*Do this*.
Give back exactly the lines from the one containing "Give me a plain-text" through the end of the records, including both, and no others.

-=-=-=-=-

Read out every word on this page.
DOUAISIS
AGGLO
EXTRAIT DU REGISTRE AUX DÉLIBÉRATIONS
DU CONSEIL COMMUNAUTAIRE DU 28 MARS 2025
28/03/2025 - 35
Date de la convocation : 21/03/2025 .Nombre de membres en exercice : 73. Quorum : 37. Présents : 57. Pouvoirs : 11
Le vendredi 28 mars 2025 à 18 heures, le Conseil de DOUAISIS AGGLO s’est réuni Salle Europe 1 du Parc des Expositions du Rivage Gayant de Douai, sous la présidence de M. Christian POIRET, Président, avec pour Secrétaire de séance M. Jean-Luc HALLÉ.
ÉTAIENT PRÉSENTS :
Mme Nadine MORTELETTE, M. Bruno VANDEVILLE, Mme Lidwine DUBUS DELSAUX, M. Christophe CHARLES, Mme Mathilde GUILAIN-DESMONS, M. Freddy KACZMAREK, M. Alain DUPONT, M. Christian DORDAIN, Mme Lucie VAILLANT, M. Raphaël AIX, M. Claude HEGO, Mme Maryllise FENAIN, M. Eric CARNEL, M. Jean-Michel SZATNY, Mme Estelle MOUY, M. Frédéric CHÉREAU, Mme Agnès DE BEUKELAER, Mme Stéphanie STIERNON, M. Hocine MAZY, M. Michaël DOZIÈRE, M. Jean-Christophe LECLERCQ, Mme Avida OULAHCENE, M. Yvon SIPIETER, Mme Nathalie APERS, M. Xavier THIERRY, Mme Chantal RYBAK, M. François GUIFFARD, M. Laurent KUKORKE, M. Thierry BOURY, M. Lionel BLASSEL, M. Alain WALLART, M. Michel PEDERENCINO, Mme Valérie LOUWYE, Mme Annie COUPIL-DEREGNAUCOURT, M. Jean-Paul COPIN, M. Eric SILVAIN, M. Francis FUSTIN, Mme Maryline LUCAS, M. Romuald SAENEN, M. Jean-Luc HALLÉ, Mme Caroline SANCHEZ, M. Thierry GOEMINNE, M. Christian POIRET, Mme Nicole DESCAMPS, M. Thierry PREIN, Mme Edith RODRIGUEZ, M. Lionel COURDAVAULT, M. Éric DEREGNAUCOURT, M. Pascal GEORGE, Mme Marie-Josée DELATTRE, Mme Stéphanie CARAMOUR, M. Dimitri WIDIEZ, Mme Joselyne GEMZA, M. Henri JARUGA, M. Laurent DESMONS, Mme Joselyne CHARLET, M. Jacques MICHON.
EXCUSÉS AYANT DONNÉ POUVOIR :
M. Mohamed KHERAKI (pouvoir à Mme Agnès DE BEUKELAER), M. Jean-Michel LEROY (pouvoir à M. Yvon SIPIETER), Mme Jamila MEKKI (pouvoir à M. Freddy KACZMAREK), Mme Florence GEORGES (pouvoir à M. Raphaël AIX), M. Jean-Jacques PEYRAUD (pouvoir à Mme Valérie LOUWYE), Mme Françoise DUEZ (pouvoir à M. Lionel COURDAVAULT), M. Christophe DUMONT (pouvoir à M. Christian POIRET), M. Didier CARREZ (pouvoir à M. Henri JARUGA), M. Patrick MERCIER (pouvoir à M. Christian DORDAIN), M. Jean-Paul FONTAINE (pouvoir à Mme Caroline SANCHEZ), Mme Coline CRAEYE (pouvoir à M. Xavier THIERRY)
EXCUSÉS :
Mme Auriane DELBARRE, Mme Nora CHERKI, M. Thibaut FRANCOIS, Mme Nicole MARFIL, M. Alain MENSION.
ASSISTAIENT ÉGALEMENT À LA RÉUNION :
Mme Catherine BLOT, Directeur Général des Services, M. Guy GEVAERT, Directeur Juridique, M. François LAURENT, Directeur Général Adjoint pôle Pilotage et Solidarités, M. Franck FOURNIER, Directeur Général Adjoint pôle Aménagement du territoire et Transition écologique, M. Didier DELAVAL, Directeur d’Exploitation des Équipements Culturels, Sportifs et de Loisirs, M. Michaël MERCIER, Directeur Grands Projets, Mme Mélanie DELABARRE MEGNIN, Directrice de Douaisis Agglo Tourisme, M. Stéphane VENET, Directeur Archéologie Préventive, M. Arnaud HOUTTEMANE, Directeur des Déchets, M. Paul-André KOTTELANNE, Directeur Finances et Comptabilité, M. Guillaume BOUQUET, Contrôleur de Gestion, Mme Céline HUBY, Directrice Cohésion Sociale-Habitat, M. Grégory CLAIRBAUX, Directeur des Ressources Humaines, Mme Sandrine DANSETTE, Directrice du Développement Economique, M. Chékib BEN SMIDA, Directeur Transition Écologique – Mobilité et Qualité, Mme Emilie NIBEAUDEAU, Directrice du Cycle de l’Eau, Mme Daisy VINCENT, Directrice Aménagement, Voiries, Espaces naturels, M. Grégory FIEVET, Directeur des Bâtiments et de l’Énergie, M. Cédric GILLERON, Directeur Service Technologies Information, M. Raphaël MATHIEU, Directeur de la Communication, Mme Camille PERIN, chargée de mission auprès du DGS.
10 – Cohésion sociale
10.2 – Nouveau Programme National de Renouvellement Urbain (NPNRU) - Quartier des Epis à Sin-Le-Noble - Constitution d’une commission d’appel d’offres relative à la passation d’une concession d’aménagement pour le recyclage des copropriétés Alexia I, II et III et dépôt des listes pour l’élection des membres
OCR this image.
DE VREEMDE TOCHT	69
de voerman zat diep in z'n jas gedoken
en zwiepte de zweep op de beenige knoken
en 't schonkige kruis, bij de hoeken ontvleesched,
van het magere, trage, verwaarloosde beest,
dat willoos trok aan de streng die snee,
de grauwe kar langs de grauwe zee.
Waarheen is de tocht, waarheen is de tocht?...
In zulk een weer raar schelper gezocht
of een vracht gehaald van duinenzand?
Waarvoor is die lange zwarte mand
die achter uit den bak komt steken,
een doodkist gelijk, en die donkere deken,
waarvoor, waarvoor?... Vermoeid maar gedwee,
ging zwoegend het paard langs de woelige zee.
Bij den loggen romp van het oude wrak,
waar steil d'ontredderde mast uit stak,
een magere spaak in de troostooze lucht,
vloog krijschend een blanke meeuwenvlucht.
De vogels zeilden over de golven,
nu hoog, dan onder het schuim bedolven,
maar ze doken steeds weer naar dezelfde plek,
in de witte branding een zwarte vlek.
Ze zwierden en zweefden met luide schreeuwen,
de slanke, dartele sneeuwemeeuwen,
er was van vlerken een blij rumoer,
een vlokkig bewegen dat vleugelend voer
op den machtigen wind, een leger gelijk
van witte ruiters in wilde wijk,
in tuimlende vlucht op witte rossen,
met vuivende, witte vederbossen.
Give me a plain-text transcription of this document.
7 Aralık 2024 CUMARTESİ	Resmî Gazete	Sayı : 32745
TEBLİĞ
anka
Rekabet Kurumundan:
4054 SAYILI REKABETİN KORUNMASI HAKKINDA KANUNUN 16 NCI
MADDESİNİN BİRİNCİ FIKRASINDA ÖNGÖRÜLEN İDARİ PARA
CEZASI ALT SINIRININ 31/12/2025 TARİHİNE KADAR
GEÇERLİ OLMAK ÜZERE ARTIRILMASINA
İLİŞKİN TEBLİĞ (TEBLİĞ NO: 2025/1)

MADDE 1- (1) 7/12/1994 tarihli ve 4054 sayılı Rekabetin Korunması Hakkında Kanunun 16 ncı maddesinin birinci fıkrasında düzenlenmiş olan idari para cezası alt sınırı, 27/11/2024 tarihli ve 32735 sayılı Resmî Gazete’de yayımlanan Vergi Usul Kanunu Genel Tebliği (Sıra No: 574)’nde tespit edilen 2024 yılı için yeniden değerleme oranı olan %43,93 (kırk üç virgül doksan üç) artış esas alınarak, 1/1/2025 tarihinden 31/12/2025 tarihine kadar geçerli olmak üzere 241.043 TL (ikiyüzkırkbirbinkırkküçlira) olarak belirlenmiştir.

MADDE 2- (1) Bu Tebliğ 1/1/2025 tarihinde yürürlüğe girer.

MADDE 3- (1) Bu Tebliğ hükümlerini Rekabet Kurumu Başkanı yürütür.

-=-=-=-=-

*Written response*.
Give me a plain-text transcription of this document.
7 Aralık 2024 CUMARTESİ	Resmî Gazete	Sayı : 32745
TEBLİĞ
anka
Rekabet Kurumundan:
4054 SAYILI REKABETİN KORUNMASI HAKKINDA KANUNUN 16 NCI
MADDESİNİN BİRİNCİ FIKRASINDA ÖNGÖRÜLEN İDARİ PARA
CEZASI ALT SINIRININ 31/12/2025 TARİHİNE KADAR
GEÇERLİ OLMAK ÜZERE ARTIRILMASINA
İLİŞKİN TEBLİĞ (TEBLİĞ NO: 2025/1)

MADDE 1- (1) 7/12/1994 tarihli ve 4054 sayılı Rekabetin Korunması Hakkında Kanunun 16 ncı maddesinin birinci fıkrasında düzenlenmiş olan idari para cezası alt sınırı, 27/11/2024 tarihli ve 32735 sayılı Resmî Gazete’de yayımlanan Vergi Usul Kanunu Genel Tebliği (Sıra No: 574)’nde tespit edilen 2024 yılı için yeniden değerleme oranı olan %43,93 (kırk üç virgül doksan üç) artış esas alınarak, 1/1/2025 tarihinden 31/12/2025 tarihine kadar geçerli olmak üzere 241.043 TL (ikiyüzkırkbirbinkırkküçlira) olarak belirlenmiştir.

MADDE 2- (1) Bu Tebliğ 1/1/2025 tarihinde yürürlüğe girer.

MADDE 3- (1) Bu Tebliğ hükümlerini Rekabet Kurumu Başkanı yürütür.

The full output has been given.